# Task details
Every line below that holds the string "text" should be copied out.

[Data records]
◆ ◆ ◆ ◆

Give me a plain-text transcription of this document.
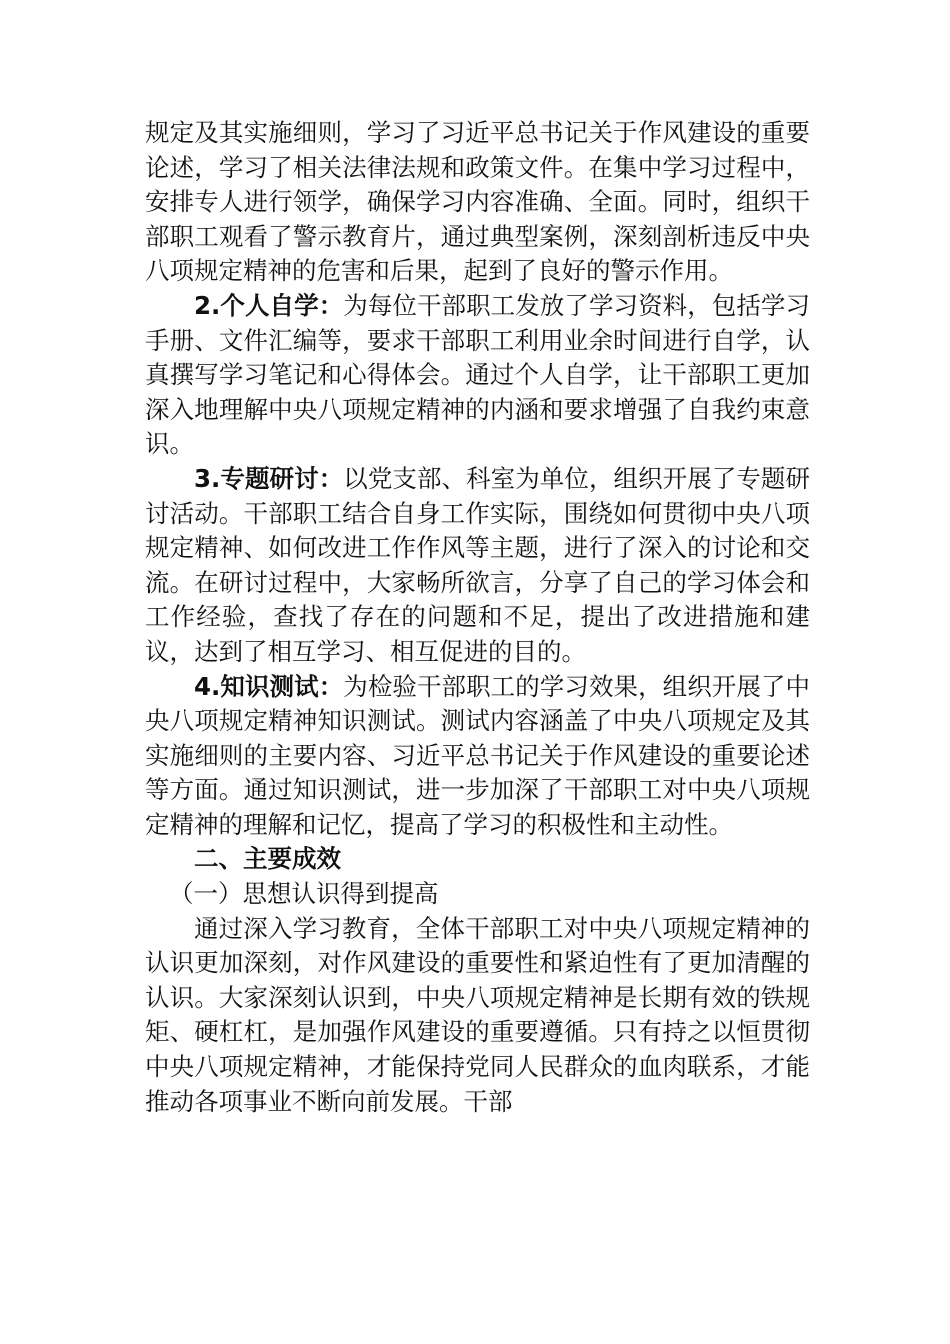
规定及其实施细则，学习了习近平总书记关于作风建设的重要论述，学习了相关法律法规和政策文件。在集中学习过程中，安排专人进行领学，确保学习内容准确、全面。同时，组织干部职工观看了警示教育片，通过典型案例，深刻剖析违反中央八项规定精神的危害和后果，起到了良好的警示作用。

2.个人自学：为每位干部职工发放了学习资料，包括学习手册、文件汇编等，要求干部职工利用业余时间进行自学，认真撰写学习笔记和心得体会。通过个人自学，让干部职工更加深入地理解中央八项规定精神的内涵和要求增强了自我约束意识。

3.专题研讨：以党支部、科室为单位，组织开展了专题研讨活动。干部职工结合自身工作实际，围绕如何贯彻中央八项规定精神、如何改进工作作风等主题，进行了深入的讨论和交流。在研讨过程中，大家畅所欲言，分享了自己的学习体会和工作经验，查找了存在的问题和不足，提出了改进措施和建议，达到了相互学习、相互促进的目的。

4.知识测试：为检验干部职工的学习效果，组织开展了中央八项规定精神知识测试。测试内容涵盖了中央八项规定及其实施细则的主要内容、习近平总书记关于作风建设的重要论述等方面。通过知识测试，进一步加深了干部职工对中央八项规定精神的理解和记忆，提高了学习的积极性和主动性。

二、主要成效

（一）思想认识得到提高

通过深入学习教育，全体干部职工对中央八项规定精神的认识更加深刻，对作风建设的重要性和紧迫性有了更加清醒的认识。大家深刻认识到，中央八项规定精神是长期有效的铁规矩、硬杠杠，是加强作风建设的重要遵循。只有持之以恒贯彻中央八项规定精神，才能保持党同人民群众的血肉联系，才能推动各项事业不断向前发展。干部
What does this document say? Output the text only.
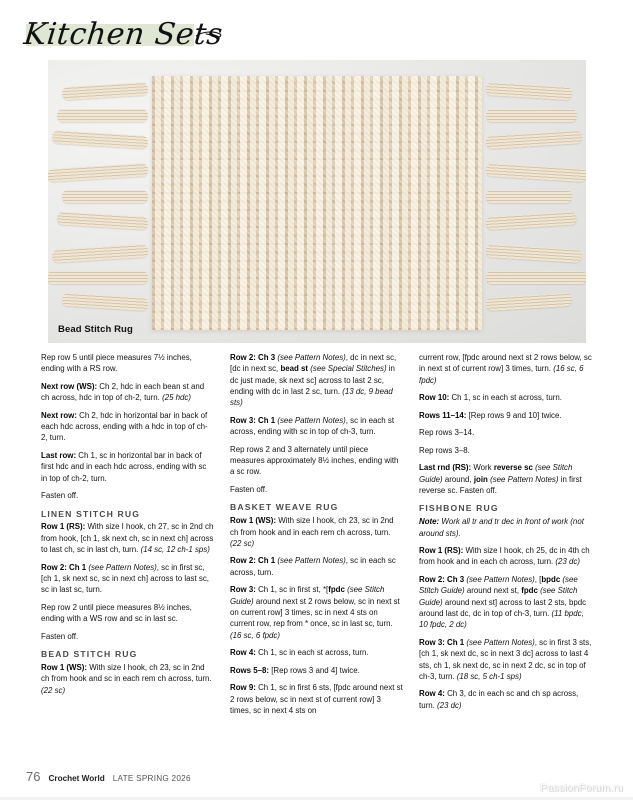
Kitchen Sets
Bead Stitch Rug

Rep row 5 until piece measures 7½ inches, ending with a RS row.

Next row (WS): Ch 2, hdc in each bean st and ch across, hdc in top of ch-2, turn. (25 hdc)

Next row: Ch 2, hdc in horizontal bar in back of each hdc across, ending with a hdc in top of ch-2, turn.

Last row: Ch 1, sc in horizontal bar in back of first hdc and in each hdc across, ending with sc in top of ch-2, turn.

Fasten off.

LINEN STITCH RUG

Row 1 (RS): With size I hook, ch 27, sc in 2nd ch from hook, [ch 1, sk next ch, sc in next ch] across to last ch, sc in last ch, turn. (14 sc, 12 ch-1 sps)

Row 2: Ch 1 (see Pattern Notes), sc in first sc, [ch 1, sk next sc, sc in next ch] across to last sc, sc in last sc, turn.

Rep row 2 until piece measures 8½ inches, ending with a WS row and sc in last sc.

Fasten off.

BEAD STITCH RUG

Row 1 (WS): With size I hook, ch 23, sc in 2nd ch from hook and sc in each rem ch across, turn. (22 sc)

Row 2: Ch 3 (see Pattern Notes), dc in next sc, [dc in next sc, bead st (see Special Stitches) in dc just made, sk next sc] across to last 2 sc, ending with dc in last 2 sc, turn. (13 dc, 9 bead sts)

Row 3: Ch 1 (see Pattern Notes), sc in each st across, ending with sc in top of ch-3, turn.

Rep rows 2 and 3 alternately until piece measures approximately 8½ inches, ending with a sc row.

Fasten off.

BASKET WEAVE RUG

Row 1 (WS): With size I hook, ch 23, sc in 2nd ch from hook and in each rem ch across, turn. (22 sc)

Row 2: Ch 1 (see Pattern Notes), sc in each sc across, turn.

Row 3: Ch 1, sc in first st, *[fpdc (see Stitch Guide) around next st 2 rows below, sc in next st on current row] 3 times, sc in next 4 sts on current row, rep from * once, sc in last sc, turn. (16 sc, 6 fpdc)

Row 4: Ch 1, sc in each st across, turn.

Rows 5–8: [Rep rows 3 and 4] twice.

Row 9: Ch 1, sc in first 6 sts, [fpdc around next st 2 rows below, sc in next st of current row] 3 times, sc in next 4 sts on

current row, [fpdc around next st 2 rows below, sc in next st of current row] 3 times, turn. (16 sc, 6 fpdc)

Row 10: Ch 1, sc in each st across, turn.

Rows 11–14: [Rep rows 9 and 10] twice.

Rep rows 3–14.

Rep rows 3–8.

Last rnd (RS): Work reverse sc (see Stitch Guide) around, join (see Pattern Notes) in first reverse sc. Fasten off.

FISHBONE RUG

Note: Work all tr and tr dec in front of work (not around sts).

Row 1 (RS): With size I hook, ch 25, dc in 4th ch from hook and in each ch across, turn. (23 dc)

Row 2: Ch 3 (see Pattern Notes), [bpdc (see Stitch Guide) around next st, fpdc (see Stitch Guide) around next st] across to last 2 sts, bpdc around last dc, dc in top of ch-3, turn. (11 bpdc, 10 fpdc, 2 dc)

Row 3: Ch 1 (see Pattern Notes), sc in first 3 sts, [ch 1, sk next dc, sc in next 3 dc] across to last 4 sts, ch 1, sk next dc, sc in next 2 dc, sc in top of ch-3, turn. (18 sc, 5 ch-1 sps)

Row 4: Ch 3, dc in each sc and ch sp across, turn. (23 dc)

76 Crochet World LATE SPRING 2026
PassionForum.ru
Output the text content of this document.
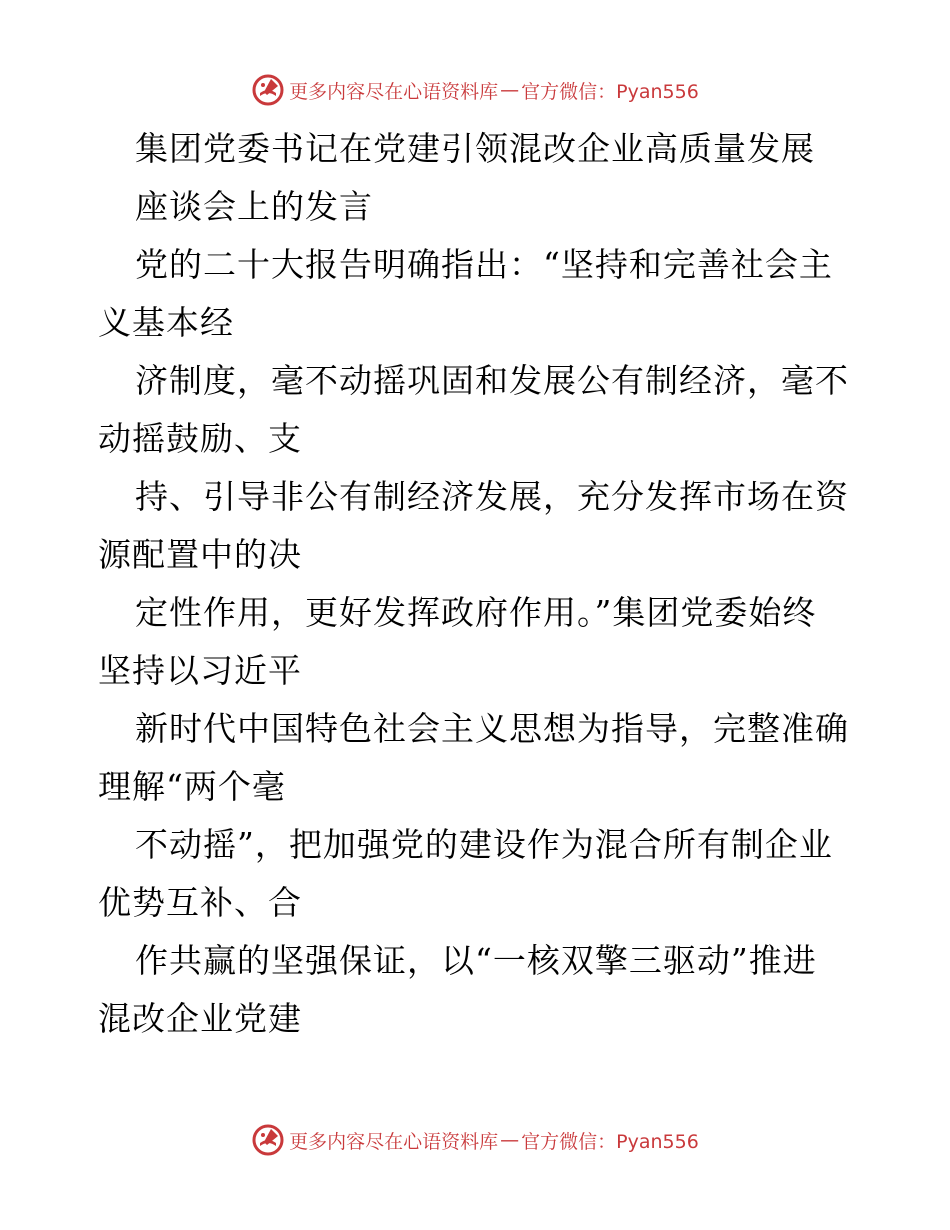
更多内容尽在心语资料库 — 官方微信：Pyan556
集团党委书记在党建引领混改企业高质量发展
座谈会上的发言
党的二十大报告明确指出：“坚持和完善社会主
义基本经
济制度，毫不动摇巩固和发展公有制经济，毫不
动摇鼓励、支
持、引导非公有制经济发展，充分发挥市场在资
源配置中的决
定性作用，更好发挥政府作用。”集团党委始终
坚持以习近平
新时代中国特色社会主义思想为指导，完整准确
理解“两个毫
不动摇”，把加强党的建设作为混合所有制企业
优势互补、合
作共赢的坚强保证，以“一核双擎三驱动”推进
混改企业党建
更多内容尽在心语资料库 — 官方微信：Pyan556
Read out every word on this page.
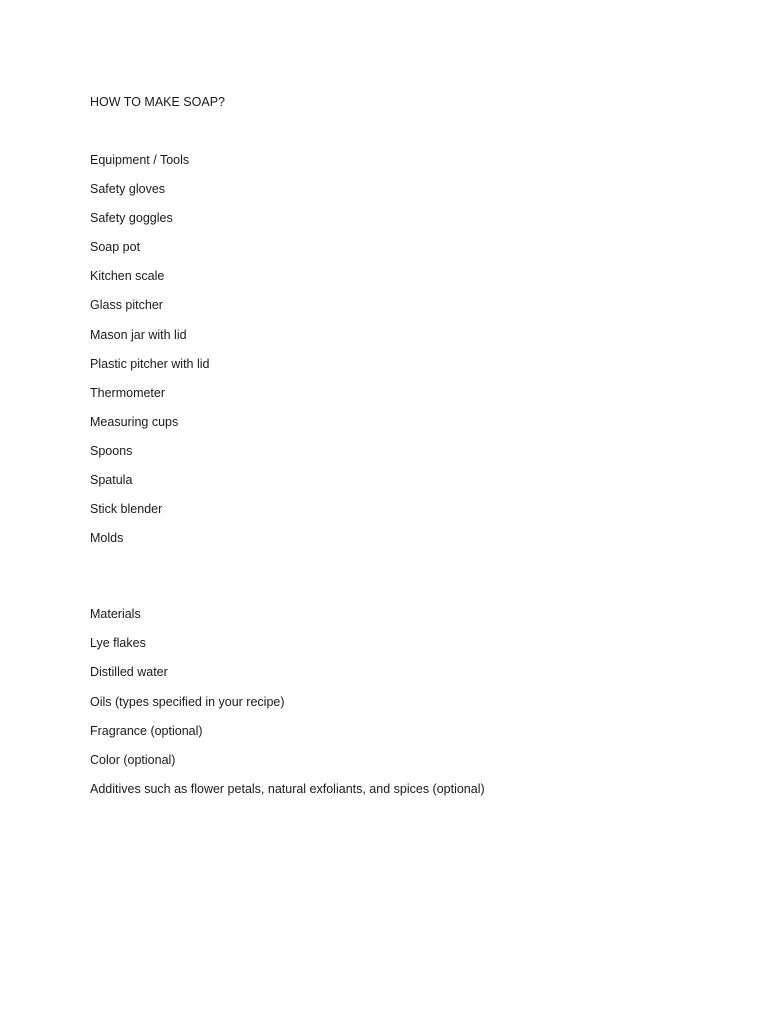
HOW TO MAKE SOAP?
Equipment / Tools
Safety gloves
Safety goggles
Soap pot
Kitchen scale
Glass pitcher
Mason jar with lid
Plastic pitcher with lid
Thermometer
Measuring cups
Spoons
Spatula
Stick blender
Molds
Materials
Lye flakes
Distilled water
Oils (types specified in your recipe)
Fragrance (optional)
Color (optional)
Additives such as flower petals, natural exfoliants, and spices (optional)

◆ ◆ ◆ ◆

# Written solution
Give me a plain-text transcription of this document.
What does this document say? Output the text only.
Output the text content of this document.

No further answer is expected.